* _The task_
Wherever the string "Mitglieder" appears in a line, extract that line.

• • •

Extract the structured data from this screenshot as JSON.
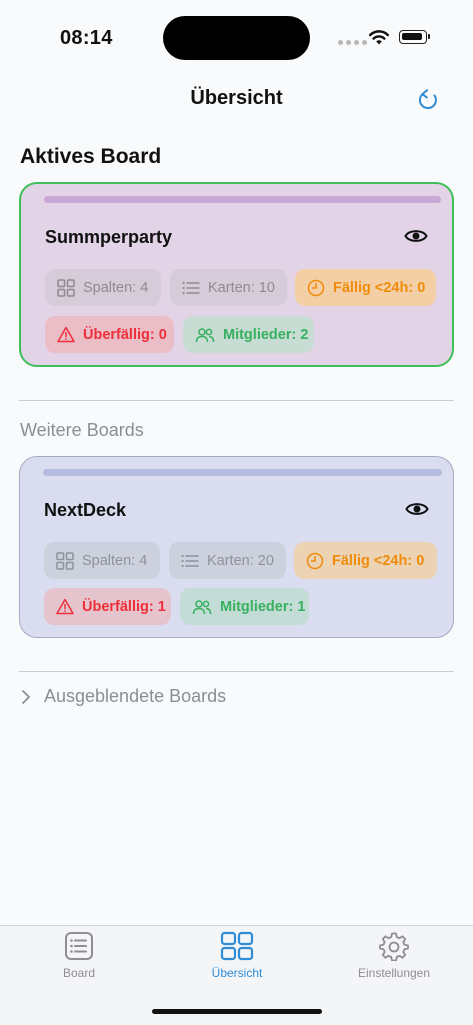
{
  "status_bar": {
    "time": "08:14"
  },
  "nav": {
    "title": "Übersicht",
    "refresh_icon": "refresh-icon"
  },
  "active_section": {
    "title": "Aktives Board"
  },
  "active_board": {
    "name": "Summperparty",
    "strip_color": "#c9a8d8",
    "stats": {
      "columns": "Spalten: 4",
      "cards": "Karten: 10",
      "due_24h": "Fällig <24h: 0",
      "overdue": "Überfällig: 0",
      "members": "Mitglieder: 2"
    }
  },
  "other_section": {
    "title": "Weitere Boards"
  },
  "other_boards": [
    {
      "name": "NextDeck",
      "strip_color": "#b6bbe0",
      "stats": {
        "columns": "Spalten: 4",
        "cards": "Karten: 20",
        "due_24h": "Fällig <24h: 0",
        "overdue": "Überfällig: 1",
        "members": "Mitglieder: 1"
      }
    }
  ],
  "hidden_boards": {
    "label": "Ausgeblendete Boards"
  },
  "tabbar": {
    "tabs": [
      {
        "label": "Board",
        "icon": "list-board-icon",
        "active": false
      },
      {
        "label": "Übersicht",
        "icon": "grid-icon",
        "active": true
      },
      {
        "label": "Einstellungen",
        "icon": "gear-icon",
        "active": false
      }
    ]
  },
  "colors": {
    "accent": "#2f8cd6",
    "active_border": "#3fbf5a",
    "due_orange": "#ef8c0b",
    "overdue_red": "#ee2f3a",
    "members_green": "#37b060"
  }
}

• • •

* _Correct output_
      "members": "Mitglieder: 2"
        "members": "Mitglieder: 1"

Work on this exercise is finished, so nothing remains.